A run of data -
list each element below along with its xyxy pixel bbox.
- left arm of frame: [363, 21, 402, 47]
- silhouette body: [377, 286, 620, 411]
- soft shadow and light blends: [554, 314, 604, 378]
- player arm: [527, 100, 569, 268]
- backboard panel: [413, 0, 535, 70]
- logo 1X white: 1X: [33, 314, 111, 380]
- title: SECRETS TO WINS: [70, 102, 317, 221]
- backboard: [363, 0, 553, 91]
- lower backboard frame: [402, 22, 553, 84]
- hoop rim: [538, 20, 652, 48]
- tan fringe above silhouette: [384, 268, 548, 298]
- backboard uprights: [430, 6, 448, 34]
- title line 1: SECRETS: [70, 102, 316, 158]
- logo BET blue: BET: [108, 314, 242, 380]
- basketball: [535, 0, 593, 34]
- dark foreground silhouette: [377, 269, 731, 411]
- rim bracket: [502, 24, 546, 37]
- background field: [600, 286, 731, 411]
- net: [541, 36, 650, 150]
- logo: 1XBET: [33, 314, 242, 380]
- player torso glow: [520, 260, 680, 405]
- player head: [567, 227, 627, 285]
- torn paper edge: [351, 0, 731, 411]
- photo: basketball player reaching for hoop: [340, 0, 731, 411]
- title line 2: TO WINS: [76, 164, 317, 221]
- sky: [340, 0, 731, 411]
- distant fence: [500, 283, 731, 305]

Brief - Copy the data above line for line, changing nothing.

Answer for the task -
list each element below along with its xyxy pixel bbox.
- left arm of frame: [363, 21, 402, 47]
- silhouette body: [377, 286, 620, 411]
- soft shadow and light blends: [554, 314, 604, 378]
- player arm: [527, 100, 569, 268]
- backboard panel: [413, 0, 535, 70]
- logo 1X white: 1X: [33, 314, 111, 380]
- title: SECRETS TO WINS: [70, 102, 317, 221]
- backboard: [363, 0, 553, 91]
- lower backboard frame: [402, 22, 553, 84]
- hoop rim: [538, 20, 652, 48]
- tan fringe above silhouette: [384, 268, 548, 298]
- backboard uprights: [430, 6, 448, 34]
- title line 1: SECRETS: [70, 102, 316, 158]
- logo BET blue: BET: [108, 314, 242, 380]
- basketball: [535, 0, 593, 34]
- dark foreground silhouette: [377, 269, 731, 411]
- rim bracket: [502, 24, 546, 37]
- background field: [600, 286, 731, 411]
- net: [541, 36, 650, 150]
- logo: 1XBET: [33, 314, 242, 380]
- player torso glow: [520, 260, 680, 405]
- player head: [567, 227, 627, 285]
- torn paper edge: [351, 0, 731, 411]
- photo: basketball player reaching for hoop: [340, 0, 731, 411]
- title line 2: TO WINS: [76, 164, 317, 221]
- sky: [340, 0, 731, 411]
- distant fence: [500, 283, 731, 305]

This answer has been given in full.